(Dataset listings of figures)
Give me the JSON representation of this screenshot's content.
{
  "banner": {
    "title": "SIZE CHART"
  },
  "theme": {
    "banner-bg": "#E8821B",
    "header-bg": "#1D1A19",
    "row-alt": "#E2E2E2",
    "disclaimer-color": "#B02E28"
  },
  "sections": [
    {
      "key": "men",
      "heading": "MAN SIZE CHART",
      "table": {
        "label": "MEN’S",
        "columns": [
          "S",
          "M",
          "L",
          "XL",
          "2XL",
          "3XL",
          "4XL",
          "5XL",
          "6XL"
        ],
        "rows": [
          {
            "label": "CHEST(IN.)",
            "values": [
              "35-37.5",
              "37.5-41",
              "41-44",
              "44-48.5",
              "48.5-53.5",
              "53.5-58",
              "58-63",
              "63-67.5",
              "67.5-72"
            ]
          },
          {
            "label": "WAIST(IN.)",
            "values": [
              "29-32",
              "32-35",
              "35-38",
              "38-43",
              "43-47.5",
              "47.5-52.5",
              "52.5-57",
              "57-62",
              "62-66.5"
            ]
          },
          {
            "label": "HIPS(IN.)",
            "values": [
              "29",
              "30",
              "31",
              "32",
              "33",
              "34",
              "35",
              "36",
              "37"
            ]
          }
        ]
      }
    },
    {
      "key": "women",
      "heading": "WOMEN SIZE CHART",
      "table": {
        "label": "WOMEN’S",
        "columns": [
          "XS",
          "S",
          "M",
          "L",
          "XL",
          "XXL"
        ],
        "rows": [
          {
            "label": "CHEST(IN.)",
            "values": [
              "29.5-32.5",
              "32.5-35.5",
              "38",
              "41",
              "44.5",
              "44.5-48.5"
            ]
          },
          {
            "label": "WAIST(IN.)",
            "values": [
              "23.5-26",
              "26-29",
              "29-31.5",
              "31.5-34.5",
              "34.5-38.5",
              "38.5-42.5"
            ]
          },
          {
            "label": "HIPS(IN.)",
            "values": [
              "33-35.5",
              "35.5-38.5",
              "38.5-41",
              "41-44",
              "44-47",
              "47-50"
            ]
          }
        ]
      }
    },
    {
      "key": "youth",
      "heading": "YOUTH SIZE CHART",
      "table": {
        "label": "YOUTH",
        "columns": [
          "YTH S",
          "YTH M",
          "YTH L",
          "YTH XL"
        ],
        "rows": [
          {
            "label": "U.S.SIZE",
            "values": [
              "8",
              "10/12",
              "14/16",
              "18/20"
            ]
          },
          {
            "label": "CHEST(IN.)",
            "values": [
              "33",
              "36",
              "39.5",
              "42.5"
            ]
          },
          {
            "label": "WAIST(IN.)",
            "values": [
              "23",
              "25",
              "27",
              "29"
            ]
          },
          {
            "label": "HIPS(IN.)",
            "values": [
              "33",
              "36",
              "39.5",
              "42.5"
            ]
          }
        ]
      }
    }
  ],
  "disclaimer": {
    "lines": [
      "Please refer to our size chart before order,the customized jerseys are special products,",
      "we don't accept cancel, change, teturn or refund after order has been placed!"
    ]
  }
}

» Task directions
Count every line in the preceding entries where the string "disclaimer" appears, then state only the total.

» Reply to the task
2